**Dataset entries**:
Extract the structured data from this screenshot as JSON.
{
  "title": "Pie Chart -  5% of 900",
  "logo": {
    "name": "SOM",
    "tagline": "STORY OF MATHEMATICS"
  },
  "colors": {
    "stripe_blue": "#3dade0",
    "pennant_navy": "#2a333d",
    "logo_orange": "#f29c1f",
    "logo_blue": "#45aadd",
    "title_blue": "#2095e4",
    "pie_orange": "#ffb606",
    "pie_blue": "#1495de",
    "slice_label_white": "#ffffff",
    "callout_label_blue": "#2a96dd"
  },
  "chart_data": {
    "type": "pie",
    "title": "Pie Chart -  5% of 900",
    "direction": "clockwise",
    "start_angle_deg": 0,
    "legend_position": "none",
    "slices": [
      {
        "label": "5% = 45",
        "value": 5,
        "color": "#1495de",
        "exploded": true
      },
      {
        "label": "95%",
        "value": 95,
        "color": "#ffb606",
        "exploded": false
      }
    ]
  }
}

**Stated problem**: Transcribe the data above in full, exactly.

**Output**:
Extract the structured data from this screenshot as JSON.
{
  "title": "Pie Chart -  5% of 900",
  "logo": {
    "name": "SOM",
    "tagline": "STORY OF MATHEMATICS"
  },
  "colors": {
    "stripe_blue": "#3dade0",
    "pennant_navy": "#2a333d",
    "logo_orange": "#f29c1f",
    "logo_blue": "#45aadd",
    "title_blue": "#2095e4",
    "pie_orange": "#ffb606",
    "pie_blue": "#1495de",
    "slice_label_white": "#ffffff",
    "callout_label_blue": "#2a96dd"
  },
  "chart_data": {
    "type": "pie",
    "title": "Pie Chart -  5% of 900",
    "direction": "clockwise",
    "start_angle_deg": 0,
    "legend_position": "none",
    "slices": [
      {
        "label": "5% = 45",
        "value": 5,
        "color": "#1495de",
        "exploded": true
      },
      {
        "label": "95%",
        "value": 95,
        "color": "#ffb606",
        "exploded": false
      }
    ]
  }
}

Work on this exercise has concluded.